» 対象の文章
^^^^^^^^^^^^^^^^

2017年のアメリカにおける研究発表について
3月と7月にアメリカの学会で研究発表をしました。

7月 全米ソロー学会ソロー生誕200周年記念大会
2017年はヘンリー・デイヴィッド・ソローが誕生して200年です。7月11日から16日までアメリカのマサチューセッツ州コンコード市において、全米ソロー学会の記念大会Thoreau Becentennial Gathering 2017が開催されました 小倉はこの大会で研究発表をしました。発表のタイトルは"Language of Paradox in Thoreau and Emerson"でした。全米ソロー学会はセッションの数が30程度で規模は小さいのですが、専門家が出席するのでどのセッションもソローやエマソン、ホーソーン、オルコットなどを扱っていました。
 私が発表したセッションは、ウォールデン湖の地理と地図を分析した発表、エマソンの作品の後期にみられる博物学、ホーソーンの短編「イーサン・ブランド」とソローの『一週間』の比較、がありました。私は二番目で、ソローの友人だったフランス系カナダ人のAlex Therienの無垢な心を解説し、その後エマソンの作品にみられる自然との融合と解脱を「逆説」と見て、ソローとエマソンの自然観を分析しました。
 発表時間は各人20分でした。私は原稿と配布資料を準備して、フルスピードで読みました。日本人の英語はアメリカ人から見ると、スロー・ペースなので、できるだけ違和感がないように時間を無駄にしないように努力しました。アメリカの研究発表は自分の大学院時代を思い起こさせます。当時は必死でゼミの発表の準備をしましたが、学会もまったく同じです。英語力が基本ですが、それに20分の発表に値するだけの内容がなくてはなりません。文学では特に引用による論証が必要なので、抽象論はありません。アメリカの発表では論理性が必要とされます。イントロダクションはだれでも知っている事実から始め、前提、論理の展開、結論が明確であることは不可欠です。

^^^^^^^^^^^^^^^^

» 課題 A
学会発表の報告文によると、アメリカの発表で明確であることが不可欠とされているものは何ですか？すべて挙げてください。
» 課題 B
学会発表の報告文を、最後の文のあとから書き継いでもらえますか？

^^^^^^^^^^^^^^^^

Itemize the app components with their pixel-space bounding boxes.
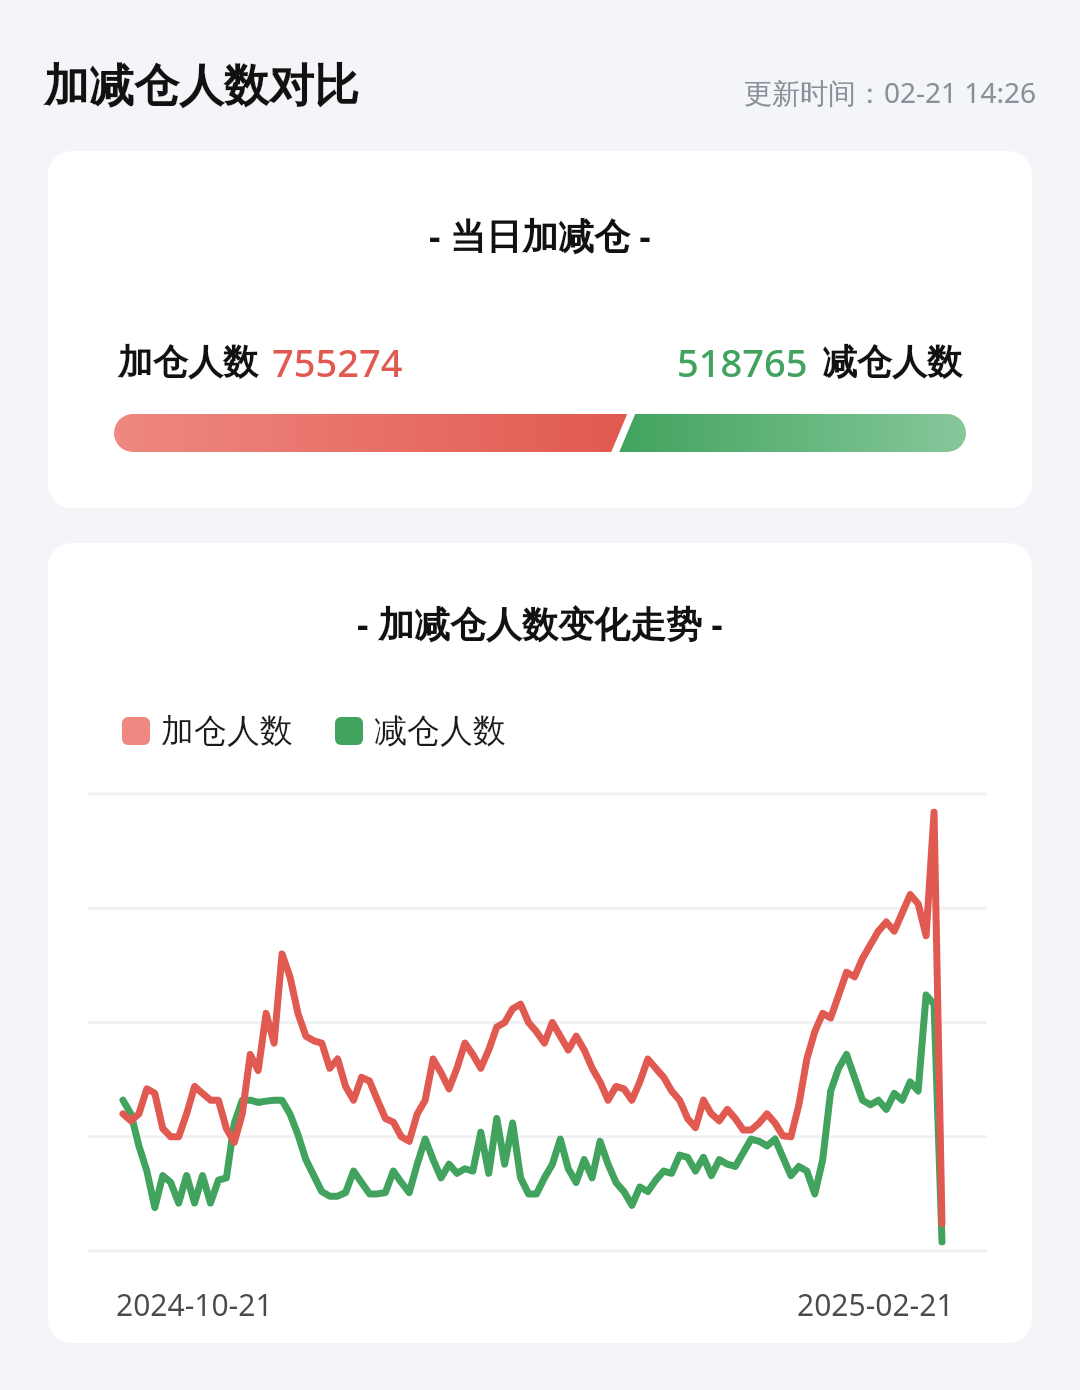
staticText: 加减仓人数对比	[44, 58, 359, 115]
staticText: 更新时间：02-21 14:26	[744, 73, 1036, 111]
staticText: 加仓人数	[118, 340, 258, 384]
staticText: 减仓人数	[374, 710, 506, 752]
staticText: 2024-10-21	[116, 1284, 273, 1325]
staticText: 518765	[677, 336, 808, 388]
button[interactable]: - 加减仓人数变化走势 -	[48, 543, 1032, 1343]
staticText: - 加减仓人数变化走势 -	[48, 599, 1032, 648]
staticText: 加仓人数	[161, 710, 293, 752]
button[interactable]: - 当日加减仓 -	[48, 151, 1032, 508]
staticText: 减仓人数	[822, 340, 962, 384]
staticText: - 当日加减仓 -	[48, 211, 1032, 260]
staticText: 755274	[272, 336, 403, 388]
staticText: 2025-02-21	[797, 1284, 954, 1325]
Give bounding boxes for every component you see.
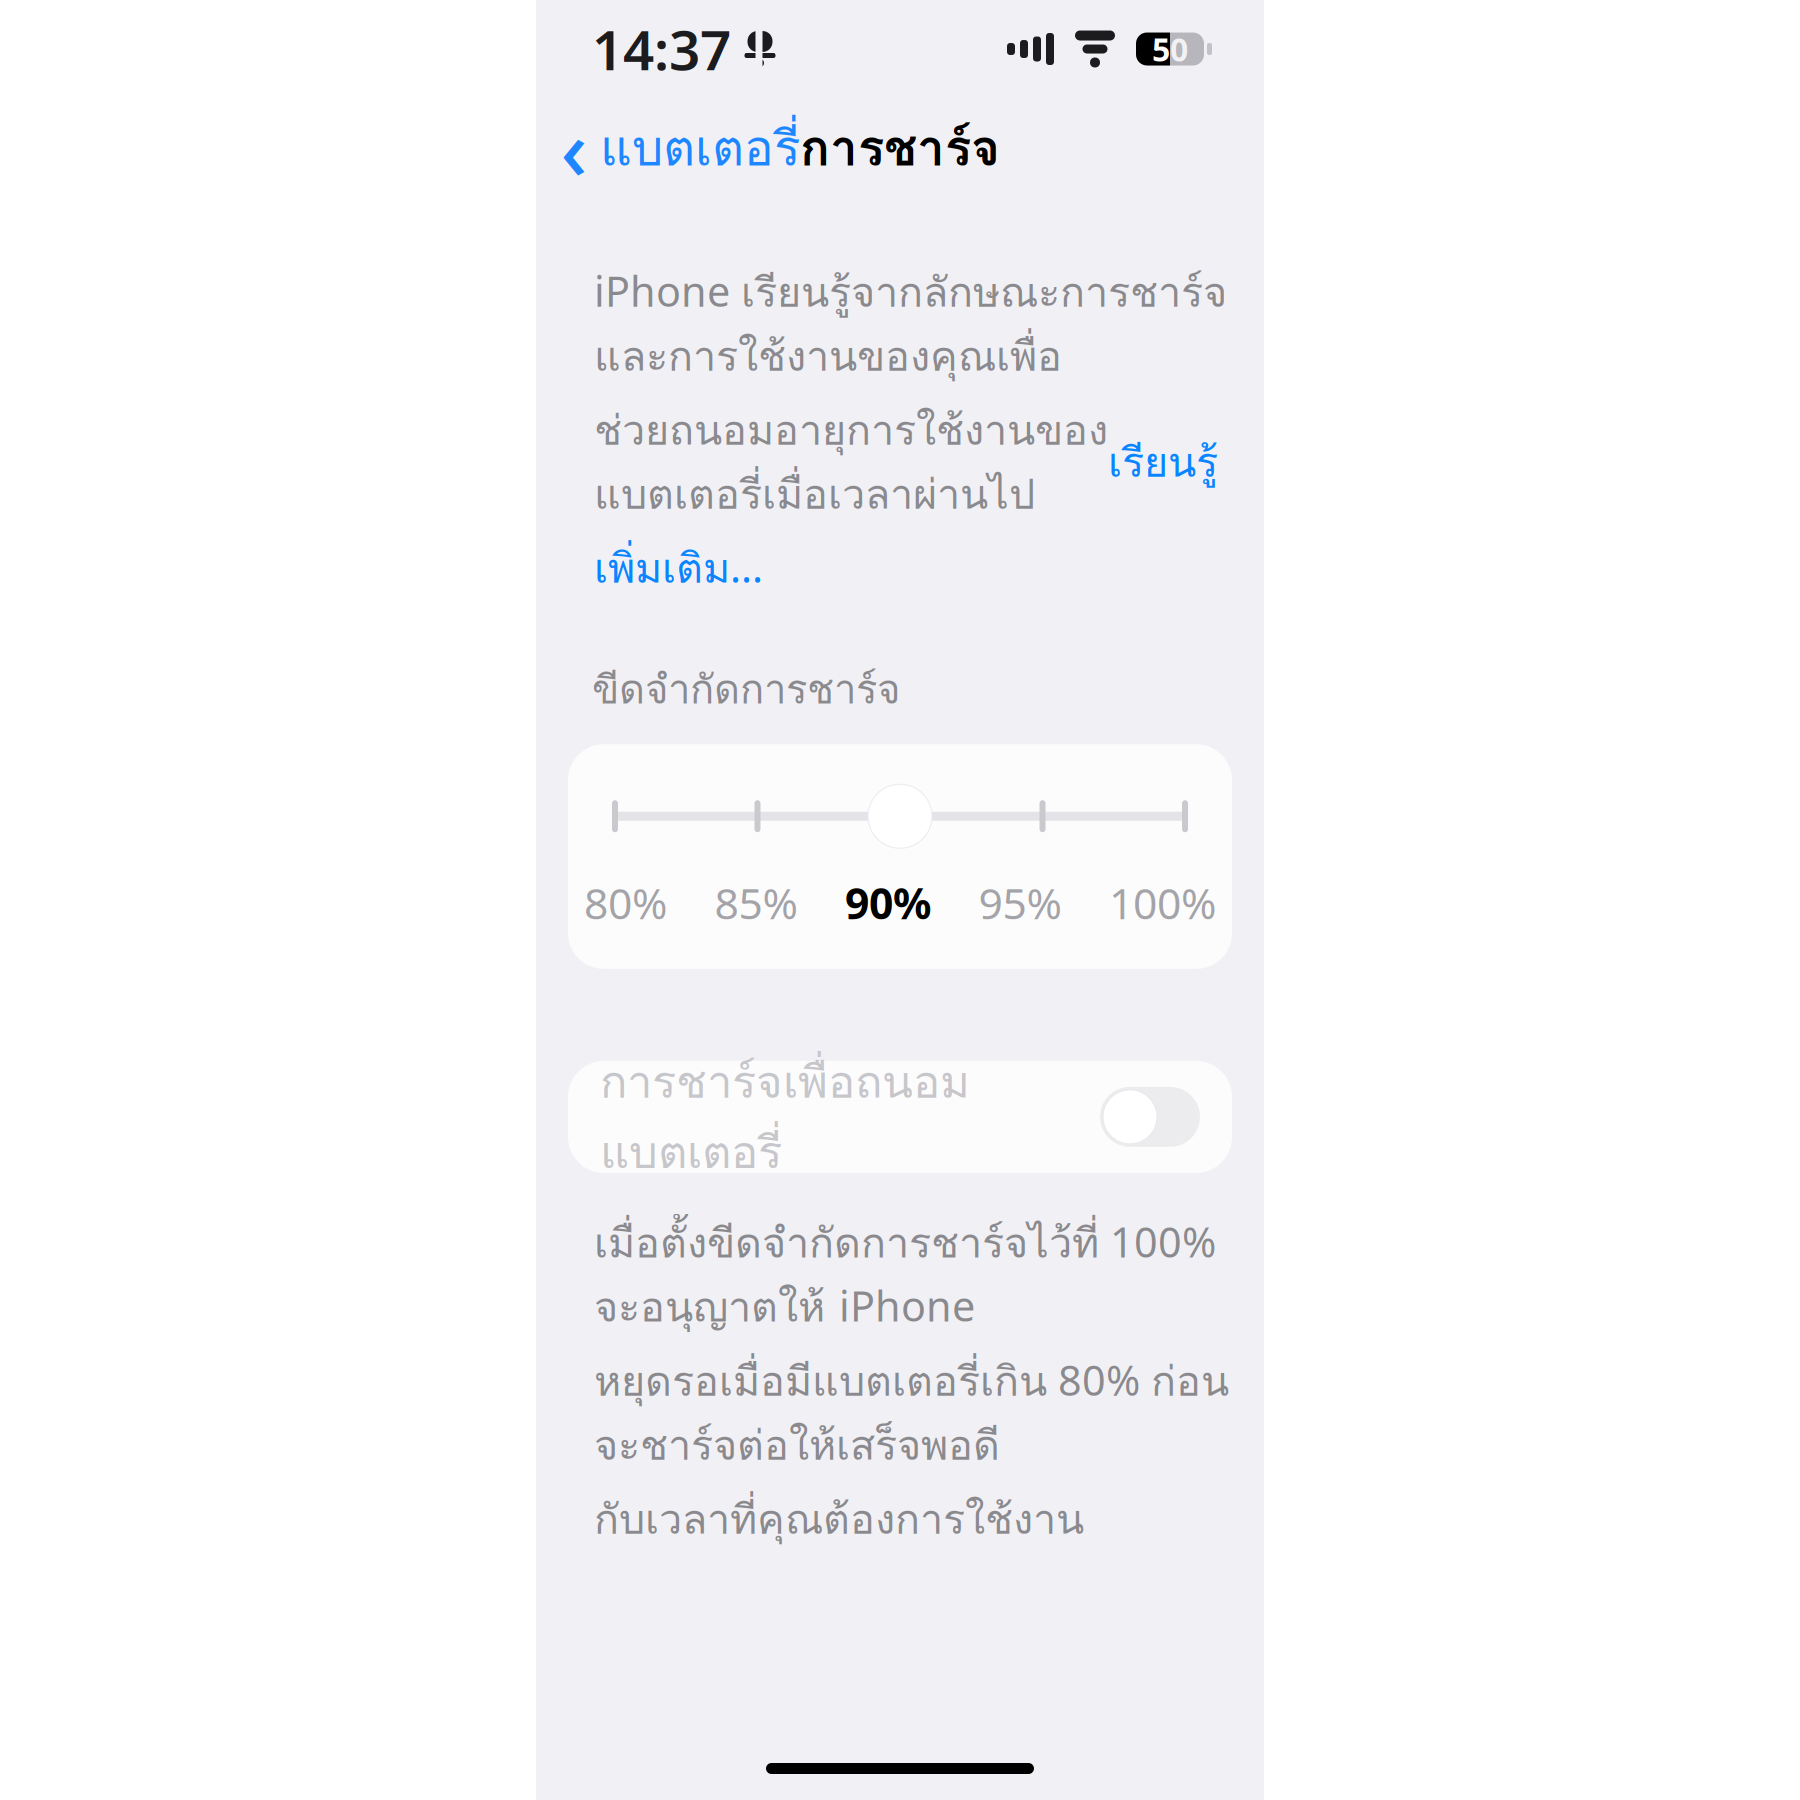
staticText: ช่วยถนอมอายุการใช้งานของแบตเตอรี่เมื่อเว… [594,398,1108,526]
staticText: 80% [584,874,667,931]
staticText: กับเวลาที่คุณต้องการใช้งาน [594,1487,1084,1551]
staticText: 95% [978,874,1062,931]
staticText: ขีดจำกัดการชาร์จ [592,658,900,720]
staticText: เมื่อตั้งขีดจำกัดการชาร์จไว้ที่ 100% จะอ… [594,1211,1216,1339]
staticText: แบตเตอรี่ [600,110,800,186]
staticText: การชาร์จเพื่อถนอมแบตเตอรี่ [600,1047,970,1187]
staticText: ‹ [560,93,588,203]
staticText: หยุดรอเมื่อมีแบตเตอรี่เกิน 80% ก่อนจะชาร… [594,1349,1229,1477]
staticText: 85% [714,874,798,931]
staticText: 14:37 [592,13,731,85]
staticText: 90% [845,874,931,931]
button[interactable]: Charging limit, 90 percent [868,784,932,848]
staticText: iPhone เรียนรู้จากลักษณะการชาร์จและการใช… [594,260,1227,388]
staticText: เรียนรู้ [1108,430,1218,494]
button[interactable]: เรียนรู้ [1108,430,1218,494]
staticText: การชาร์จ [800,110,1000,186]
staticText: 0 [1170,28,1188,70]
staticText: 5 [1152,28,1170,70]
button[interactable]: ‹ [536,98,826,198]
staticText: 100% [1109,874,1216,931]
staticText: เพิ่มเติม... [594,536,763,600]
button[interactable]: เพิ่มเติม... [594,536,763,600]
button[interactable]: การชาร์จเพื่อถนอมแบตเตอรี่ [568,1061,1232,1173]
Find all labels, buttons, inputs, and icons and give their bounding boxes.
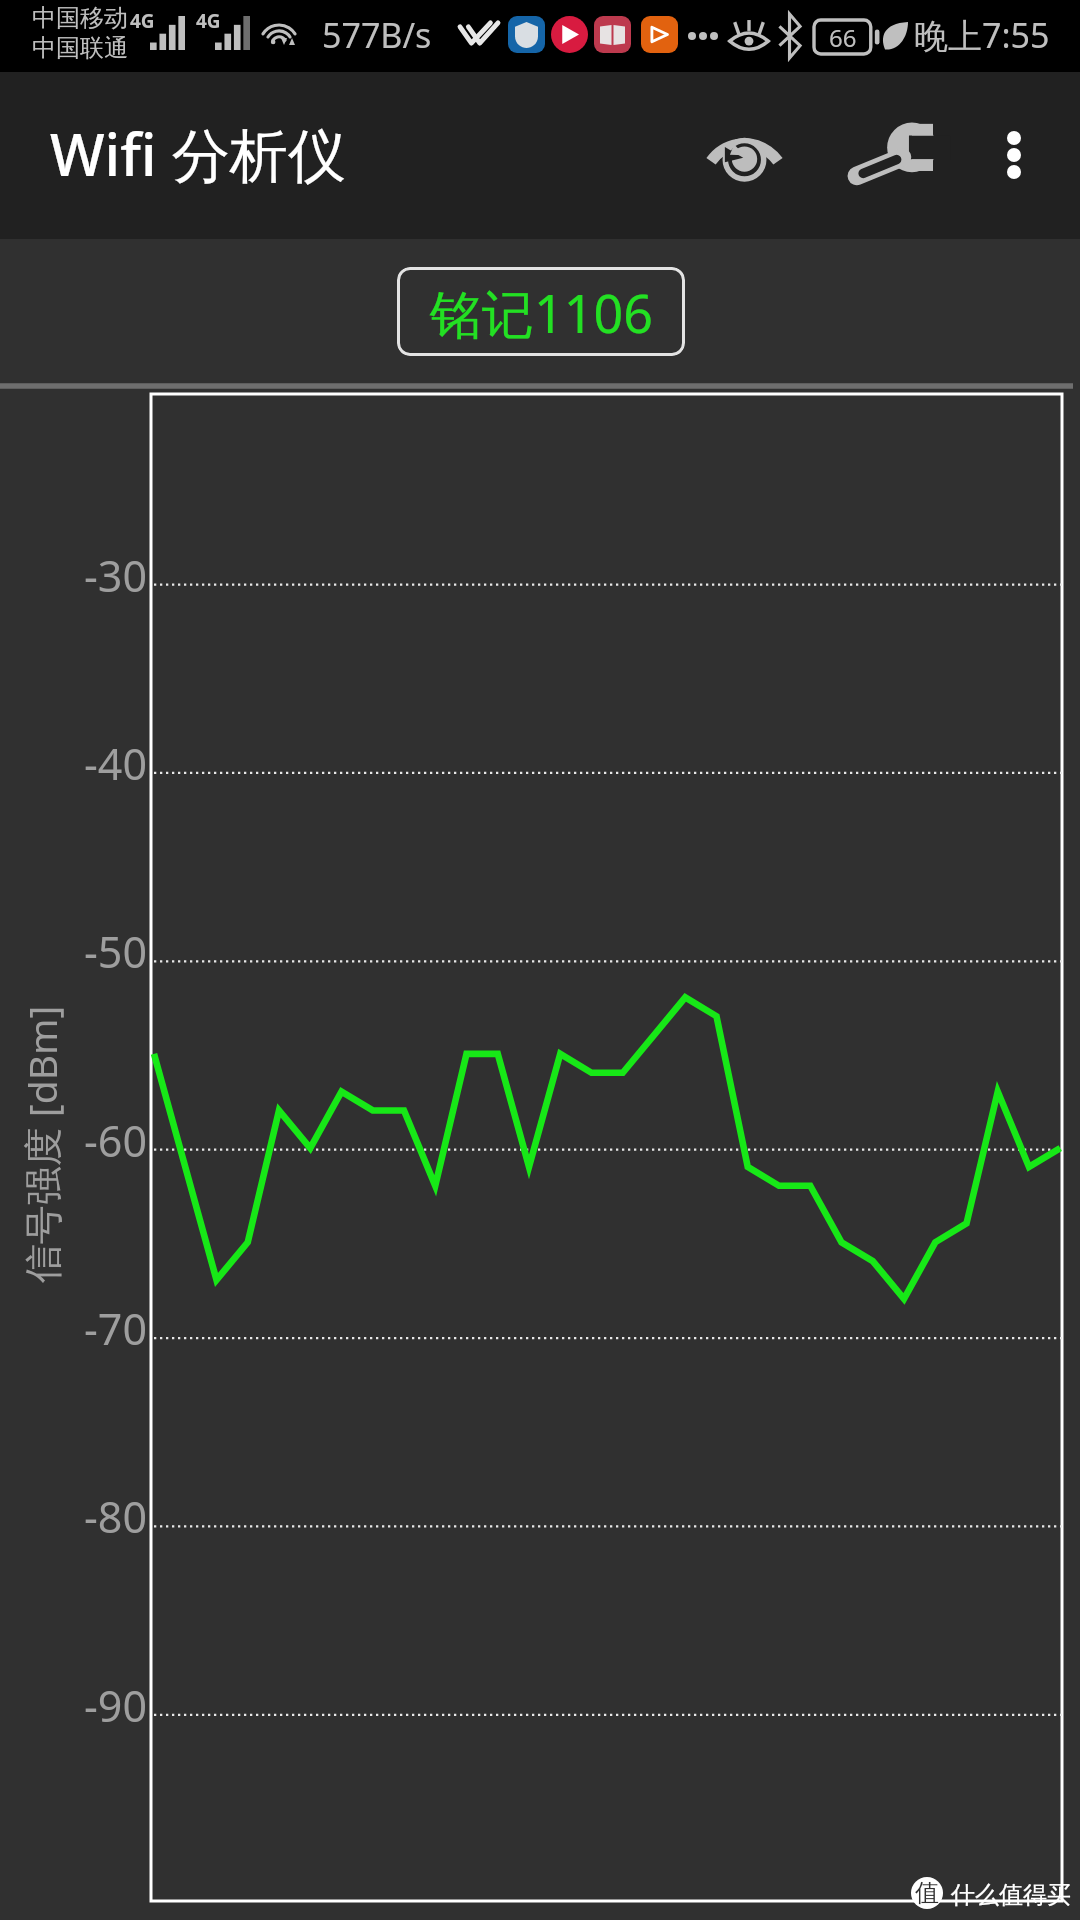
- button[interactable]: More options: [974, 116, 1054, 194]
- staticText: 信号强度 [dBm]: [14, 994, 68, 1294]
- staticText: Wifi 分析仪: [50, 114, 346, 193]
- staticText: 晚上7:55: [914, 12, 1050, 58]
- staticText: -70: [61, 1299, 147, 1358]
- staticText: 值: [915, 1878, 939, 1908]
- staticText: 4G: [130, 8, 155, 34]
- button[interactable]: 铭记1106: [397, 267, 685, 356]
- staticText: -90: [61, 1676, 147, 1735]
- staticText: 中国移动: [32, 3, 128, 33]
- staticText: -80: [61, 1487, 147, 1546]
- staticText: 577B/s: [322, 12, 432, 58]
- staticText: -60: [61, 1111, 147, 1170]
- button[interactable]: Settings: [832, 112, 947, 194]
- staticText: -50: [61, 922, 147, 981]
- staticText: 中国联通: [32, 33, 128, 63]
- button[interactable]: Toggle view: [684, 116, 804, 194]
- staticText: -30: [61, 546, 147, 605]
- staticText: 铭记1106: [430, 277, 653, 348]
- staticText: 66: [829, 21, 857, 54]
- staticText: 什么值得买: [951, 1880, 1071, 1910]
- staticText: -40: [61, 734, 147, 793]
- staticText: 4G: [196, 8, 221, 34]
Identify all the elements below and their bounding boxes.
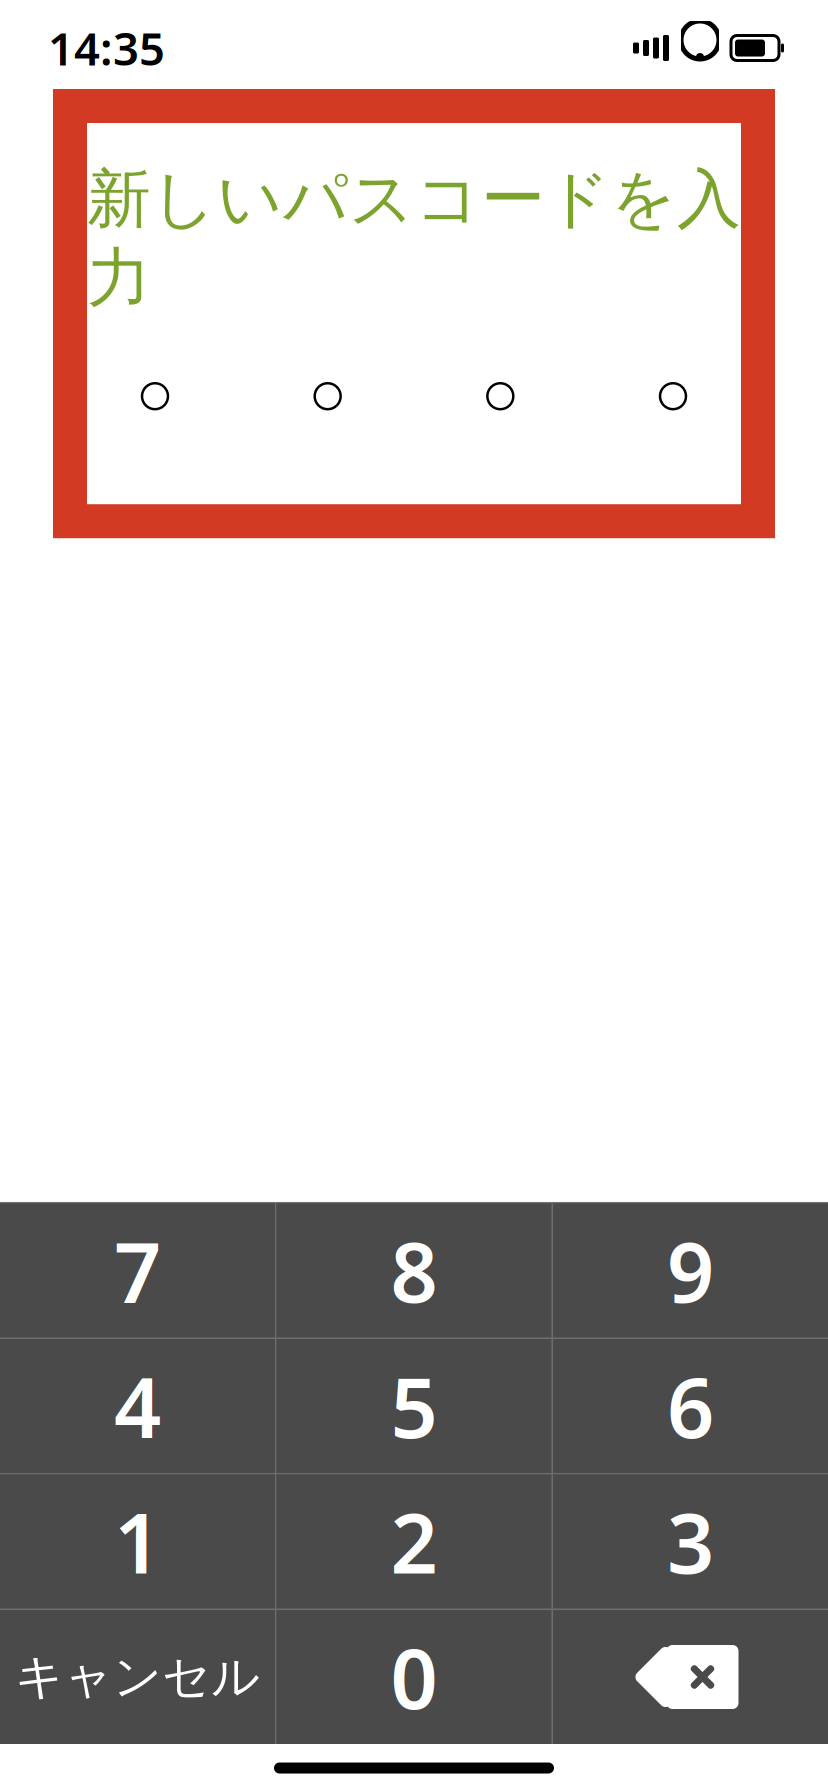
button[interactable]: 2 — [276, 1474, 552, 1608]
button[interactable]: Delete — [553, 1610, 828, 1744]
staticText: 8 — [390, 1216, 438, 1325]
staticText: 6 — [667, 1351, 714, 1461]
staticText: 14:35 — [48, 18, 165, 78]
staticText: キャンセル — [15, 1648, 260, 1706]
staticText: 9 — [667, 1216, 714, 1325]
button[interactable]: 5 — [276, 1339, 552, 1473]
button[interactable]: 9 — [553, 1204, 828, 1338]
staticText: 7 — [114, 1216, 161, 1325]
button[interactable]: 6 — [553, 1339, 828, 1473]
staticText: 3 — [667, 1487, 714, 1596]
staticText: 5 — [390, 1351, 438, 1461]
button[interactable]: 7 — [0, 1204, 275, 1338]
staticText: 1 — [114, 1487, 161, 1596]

^^^^^^^^^^^^^^^^

» 解答 A
前提、論理の展開、結論

» 解答 B
 今回の発表は学期中だったので、ボストンの滞在は5日間でした。3月の発表のように時間があれば、時差ボケもとれて発表となるのですが、全米ソロー学会は大変でした。しかし、質疑応答は活発で、私の発表にもコメントがあり、質問がありました。聴衆には私の大学院におけるアメリカ思想史の教授Alan Lawson先生もいらしたので、先生もコメントをくださいました。昨年先生が東京にいらした時以来の再会でした。また聴衆の中にエマソンの専門家がいて、日本のエマソン研究について質問がありました。短いアメリカ出張でしたが、発表も成功して実りある一週間でした。

3月Northeast MLA
2017年3月22日から26日までにアメリカ合衆国の北東部地区のNortheast Modern Language Associationの第48回大会が、メアリランド州ボルチモア市で開催されました。小倉は"Ralph Waldo Emerson and the Antislavery Movement"というタイトルで発表しました。部門はアメリカ文学・言語、パネルのタイトルはHuman Rights Discourse in Antebellum Culture、ChairはState University of New York (SUNY) のBrockport校のGreg T. Garvey教授でした。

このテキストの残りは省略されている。